### Page
** begin **

In fact, if aQ in Iraq were to be totally eradicated, and the Sunni insurgents turn to the tribes in Anbar for guidance regarding the flushing out of aQ operatives - now that would be the worst nightmare perpetuated for the Saudis, because not only are they ill-prepared for a conventional war with Iran should Iraq become an Iranian puppet state (like Syria is), their co-religionists in Iraq would be unwilling to foment instability to counter creeping Iranian hegemony in the region - therefore, no buffer zone between Iran and Saudi Arabia.
I believe that it is in the vital interests of the Saudis to keep this proxy war going, since it would eventually radicalise all moderate Sunnis to turn to Wahhabism - and by extension aQ - should the ethnic cleansing by Shiite militias continue; it is the Saudis' intention to perpetuate an unstable Iraq at the very least (the optimal outcome being an Iraq hostile to Iran), and they have accepted this less-than-perfect eventuality perhaps because they realise that they do not have the capability of totally rebuffing Iranian interference in Iraq.

** end **

### Complete the following
**1.** Answer these questions from the passage on Saudi interests in Iraq:
(a) Which country does the passage name as an existing Iranian puppet state?
(b) In which region are the tribes that the Sunni insurgents might turn to?
(c) What does the passage call the optimal outcome for the Saudis?
**2.** Extend the passage on Saudi interests in Iraq past its final sentence, keeping its argument and tone.
The data here have no connection to the passage on Saudi interests in Iraq.

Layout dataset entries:
** begin **

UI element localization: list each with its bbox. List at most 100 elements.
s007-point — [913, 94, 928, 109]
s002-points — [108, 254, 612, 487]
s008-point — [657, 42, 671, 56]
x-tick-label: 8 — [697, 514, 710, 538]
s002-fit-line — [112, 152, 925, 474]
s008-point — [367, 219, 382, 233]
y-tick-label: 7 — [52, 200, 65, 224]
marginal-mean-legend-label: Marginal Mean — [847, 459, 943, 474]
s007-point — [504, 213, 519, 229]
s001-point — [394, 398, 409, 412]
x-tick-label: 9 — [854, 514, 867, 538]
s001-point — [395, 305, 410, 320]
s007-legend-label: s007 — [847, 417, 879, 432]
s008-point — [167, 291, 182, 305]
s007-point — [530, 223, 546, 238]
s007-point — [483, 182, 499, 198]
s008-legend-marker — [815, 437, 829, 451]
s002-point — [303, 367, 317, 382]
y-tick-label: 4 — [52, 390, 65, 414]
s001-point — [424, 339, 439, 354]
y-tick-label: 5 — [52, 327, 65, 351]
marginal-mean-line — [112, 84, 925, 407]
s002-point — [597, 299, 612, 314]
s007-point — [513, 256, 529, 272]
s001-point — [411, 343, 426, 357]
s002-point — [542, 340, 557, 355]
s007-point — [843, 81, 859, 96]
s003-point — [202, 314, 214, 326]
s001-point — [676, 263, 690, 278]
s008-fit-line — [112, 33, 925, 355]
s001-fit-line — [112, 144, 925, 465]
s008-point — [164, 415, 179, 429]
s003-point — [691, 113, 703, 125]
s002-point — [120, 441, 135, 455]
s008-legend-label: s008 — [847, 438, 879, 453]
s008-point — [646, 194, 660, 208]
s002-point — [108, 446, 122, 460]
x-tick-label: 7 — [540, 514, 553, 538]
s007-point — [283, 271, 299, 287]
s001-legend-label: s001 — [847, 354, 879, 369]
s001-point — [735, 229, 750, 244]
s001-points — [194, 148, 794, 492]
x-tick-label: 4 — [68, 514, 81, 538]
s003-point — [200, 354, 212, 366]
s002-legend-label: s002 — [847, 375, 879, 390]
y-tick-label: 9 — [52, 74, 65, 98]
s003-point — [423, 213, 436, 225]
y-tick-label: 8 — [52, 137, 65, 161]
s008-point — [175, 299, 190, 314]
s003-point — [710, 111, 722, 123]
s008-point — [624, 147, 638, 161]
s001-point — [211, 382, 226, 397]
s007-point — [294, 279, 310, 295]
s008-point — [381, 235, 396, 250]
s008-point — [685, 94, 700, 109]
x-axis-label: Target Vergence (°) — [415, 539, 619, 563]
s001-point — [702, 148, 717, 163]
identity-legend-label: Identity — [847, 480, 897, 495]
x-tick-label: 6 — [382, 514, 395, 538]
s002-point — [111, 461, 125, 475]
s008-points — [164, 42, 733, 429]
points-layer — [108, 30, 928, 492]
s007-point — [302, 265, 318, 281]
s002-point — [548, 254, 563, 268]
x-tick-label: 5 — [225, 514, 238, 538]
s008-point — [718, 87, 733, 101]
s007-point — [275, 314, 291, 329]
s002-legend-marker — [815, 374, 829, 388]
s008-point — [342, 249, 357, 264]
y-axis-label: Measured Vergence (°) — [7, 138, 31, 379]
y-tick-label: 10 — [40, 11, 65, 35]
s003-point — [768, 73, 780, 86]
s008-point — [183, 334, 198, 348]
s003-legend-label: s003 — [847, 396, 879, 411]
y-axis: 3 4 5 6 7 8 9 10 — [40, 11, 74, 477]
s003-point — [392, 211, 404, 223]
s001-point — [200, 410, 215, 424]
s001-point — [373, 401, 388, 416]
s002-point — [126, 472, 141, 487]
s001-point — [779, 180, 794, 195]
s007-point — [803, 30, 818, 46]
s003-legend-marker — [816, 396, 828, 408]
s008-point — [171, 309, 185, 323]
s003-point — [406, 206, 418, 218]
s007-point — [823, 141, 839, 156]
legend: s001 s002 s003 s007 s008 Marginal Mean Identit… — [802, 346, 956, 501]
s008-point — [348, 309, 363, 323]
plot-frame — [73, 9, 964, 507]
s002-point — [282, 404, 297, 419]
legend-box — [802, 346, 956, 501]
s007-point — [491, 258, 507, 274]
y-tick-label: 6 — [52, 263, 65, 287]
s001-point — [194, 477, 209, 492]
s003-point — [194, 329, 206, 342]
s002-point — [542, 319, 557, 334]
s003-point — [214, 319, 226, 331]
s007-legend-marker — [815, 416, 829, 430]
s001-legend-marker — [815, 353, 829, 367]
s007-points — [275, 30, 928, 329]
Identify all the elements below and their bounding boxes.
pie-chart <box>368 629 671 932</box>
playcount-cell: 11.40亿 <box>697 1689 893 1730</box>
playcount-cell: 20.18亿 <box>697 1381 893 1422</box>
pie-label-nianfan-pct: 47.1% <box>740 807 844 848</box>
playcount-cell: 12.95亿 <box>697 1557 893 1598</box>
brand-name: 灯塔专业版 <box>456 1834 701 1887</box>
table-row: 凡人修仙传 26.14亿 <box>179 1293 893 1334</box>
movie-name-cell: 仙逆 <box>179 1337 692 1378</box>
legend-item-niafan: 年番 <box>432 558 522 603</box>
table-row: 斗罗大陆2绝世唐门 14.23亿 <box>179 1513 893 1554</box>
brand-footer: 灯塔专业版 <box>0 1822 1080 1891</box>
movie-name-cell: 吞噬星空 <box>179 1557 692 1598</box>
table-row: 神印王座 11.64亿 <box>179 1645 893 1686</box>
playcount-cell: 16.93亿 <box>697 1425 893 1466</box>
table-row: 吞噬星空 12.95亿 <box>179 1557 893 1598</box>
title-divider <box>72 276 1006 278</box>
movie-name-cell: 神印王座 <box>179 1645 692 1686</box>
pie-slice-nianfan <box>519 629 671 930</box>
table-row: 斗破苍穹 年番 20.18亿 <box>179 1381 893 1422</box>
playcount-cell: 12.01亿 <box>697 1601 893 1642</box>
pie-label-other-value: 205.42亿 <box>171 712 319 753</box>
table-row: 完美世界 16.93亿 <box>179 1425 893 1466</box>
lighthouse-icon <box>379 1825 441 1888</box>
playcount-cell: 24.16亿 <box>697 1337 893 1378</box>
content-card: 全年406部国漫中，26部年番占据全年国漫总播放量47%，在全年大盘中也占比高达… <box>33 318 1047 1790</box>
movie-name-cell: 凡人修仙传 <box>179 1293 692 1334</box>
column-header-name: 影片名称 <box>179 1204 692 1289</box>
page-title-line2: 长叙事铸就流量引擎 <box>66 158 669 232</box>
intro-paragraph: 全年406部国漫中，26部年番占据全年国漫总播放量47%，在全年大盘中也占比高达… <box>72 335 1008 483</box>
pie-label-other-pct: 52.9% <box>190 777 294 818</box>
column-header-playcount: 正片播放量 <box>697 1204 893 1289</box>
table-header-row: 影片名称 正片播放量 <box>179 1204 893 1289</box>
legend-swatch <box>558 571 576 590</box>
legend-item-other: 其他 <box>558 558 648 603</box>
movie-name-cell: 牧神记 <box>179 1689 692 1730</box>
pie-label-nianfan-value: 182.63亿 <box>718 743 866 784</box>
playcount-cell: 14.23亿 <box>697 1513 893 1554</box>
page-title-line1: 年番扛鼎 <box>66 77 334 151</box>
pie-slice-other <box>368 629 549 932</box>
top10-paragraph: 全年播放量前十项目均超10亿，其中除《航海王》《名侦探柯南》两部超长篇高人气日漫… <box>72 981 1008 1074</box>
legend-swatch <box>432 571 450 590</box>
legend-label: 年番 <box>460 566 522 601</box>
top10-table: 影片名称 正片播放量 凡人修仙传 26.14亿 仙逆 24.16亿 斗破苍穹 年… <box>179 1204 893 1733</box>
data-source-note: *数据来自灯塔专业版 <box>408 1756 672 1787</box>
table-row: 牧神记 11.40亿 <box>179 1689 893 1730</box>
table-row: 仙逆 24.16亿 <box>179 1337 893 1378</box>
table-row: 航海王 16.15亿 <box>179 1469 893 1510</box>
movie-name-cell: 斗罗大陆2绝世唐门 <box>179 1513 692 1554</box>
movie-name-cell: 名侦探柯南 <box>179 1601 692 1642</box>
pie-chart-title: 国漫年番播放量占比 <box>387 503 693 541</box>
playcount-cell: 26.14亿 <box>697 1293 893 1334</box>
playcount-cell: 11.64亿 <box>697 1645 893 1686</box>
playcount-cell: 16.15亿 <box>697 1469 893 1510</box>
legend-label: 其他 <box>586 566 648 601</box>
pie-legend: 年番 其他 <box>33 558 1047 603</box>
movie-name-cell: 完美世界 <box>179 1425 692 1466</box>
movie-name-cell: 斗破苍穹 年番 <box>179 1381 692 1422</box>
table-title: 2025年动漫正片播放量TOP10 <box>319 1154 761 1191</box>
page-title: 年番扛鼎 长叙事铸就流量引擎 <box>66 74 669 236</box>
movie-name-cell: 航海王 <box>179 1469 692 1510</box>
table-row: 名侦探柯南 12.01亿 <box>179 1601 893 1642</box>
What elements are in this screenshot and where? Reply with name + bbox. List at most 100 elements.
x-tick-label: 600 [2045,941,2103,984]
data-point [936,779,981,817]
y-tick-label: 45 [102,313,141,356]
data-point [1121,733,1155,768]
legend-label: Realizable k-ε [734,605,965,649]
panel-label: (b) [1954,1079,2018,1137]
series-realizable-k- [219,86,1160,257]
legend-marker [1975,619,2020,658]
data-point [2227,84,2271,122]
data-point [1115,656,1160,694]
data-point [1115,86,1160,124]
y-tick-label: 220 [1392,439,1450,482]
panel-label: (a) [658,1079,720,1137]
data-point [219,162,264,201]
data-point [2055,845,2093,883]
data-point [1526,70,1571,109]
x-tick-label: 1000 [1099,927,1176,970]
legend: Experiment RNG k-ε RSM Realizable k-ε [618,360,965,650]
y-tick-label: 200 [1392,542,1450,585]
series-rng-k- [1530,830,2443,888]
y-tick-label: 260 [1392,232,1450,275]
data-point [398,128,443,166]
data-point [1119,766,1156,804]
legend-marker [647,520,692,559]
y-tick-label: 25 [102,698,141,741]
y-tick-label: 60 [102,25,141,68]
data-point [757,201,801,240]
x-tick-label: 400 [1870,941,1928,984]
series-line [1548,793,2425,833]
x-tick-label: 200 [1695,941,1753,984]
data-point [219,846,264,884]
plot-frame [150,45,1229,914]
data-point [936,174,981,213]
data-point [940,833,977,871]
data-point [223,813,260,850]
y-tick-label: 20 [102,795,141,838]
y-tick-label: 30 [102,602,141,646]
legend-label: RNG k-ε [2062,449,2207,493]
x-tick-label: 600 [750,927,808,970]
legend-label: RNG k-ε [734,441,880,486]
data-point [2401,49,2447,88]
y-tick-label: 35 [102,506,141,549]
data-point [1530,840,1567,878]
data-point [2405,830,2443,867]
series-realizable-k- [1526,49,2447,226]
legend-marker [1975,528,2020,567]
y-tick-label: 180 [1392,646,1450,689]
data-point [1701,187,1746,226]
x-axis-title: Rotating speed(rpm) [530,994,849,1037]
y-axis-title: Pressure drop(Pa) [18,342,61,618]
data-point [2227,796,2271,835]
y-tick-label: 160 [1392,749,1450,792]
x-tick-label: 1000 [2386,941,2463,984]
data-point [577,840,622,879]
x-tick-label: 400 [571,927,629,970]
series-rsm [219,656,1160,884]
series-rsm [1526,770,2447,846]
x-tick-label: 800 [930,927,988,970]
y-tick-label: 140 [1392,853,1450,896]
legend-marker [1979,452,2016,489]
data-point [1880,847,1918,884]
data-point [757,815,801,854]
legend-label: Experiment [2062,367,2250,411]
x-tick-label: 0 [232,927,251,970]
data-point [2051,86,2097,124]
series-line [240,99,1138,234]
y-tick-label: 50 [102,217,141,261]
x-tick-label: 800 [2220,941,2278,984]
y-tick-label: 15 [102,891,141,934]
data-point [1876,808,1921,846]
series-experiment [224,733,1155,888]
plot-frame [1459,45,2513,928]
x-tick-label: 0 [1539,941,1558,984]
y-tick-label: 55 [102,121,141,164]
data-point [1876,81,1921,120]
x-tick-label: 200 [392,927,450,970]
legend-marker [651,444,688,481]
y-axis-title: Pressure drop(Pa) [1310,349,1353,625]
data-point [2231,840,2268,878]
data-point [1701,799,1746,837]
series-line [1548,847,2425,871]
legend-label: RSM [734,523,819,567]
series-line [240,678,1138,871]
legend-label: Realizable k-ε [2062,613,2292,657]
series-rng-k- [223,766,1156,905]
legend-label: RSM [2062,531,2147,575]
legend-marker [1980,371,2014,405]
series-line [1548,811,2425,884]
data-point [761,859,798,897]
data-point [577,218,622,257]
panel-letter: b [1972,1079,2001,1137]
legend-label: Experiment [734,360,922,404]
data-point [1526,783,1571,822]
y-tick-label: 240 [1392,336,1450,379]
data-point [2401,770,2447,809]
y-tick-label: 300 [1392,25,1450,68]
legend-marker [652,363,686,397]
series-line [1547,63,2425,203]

** end **

### Answers to the exercises
**1.**
(a) Syria
(b) Anbar
(c) An Iraq hostile to Iran

**2.**
As nykrindc also correctly pointed out, aQ as a state-within-a-state in Iraq would present a whole new Afghanistan, and therefore easier to counter without permission from the Iraqi government if aQ infiltration has already metastasised to that degree.
It leads me to conclude that the Saudis are looking for a scenario that at the very least fulfils the following objectives:
1) the continuing existence of aQ as a countervailing force against Shiite hegemony within Iraq
2) the status of Iraq being a proxy battleground on which Iran can never be allowed to establish an overwhelming influence on
3) to assist in forging an Iraq that will not be particularly sensitive to aQ involvement (though it looks like a losing battle for them now) - that entails countering the appeal of tribes of Anbar that have aligned themselves with the Iraqi government
nykrindc also commented that the Saudis are beginning to sense the shift in power dynamics, especially the vulnerability of aQ, and thus are diverting part of their funding to these Sunni insurgents instead. Either way, it serves their interests of creating a viable buffer against Iranian hegemony. However, if the Sunni insurgents actually take up our offer as aforementioned and actually begin assisting the Anbar tribes in ridding Iraq of aQ - and any rebel groups refusing to conform - then the Saudis will start panicking.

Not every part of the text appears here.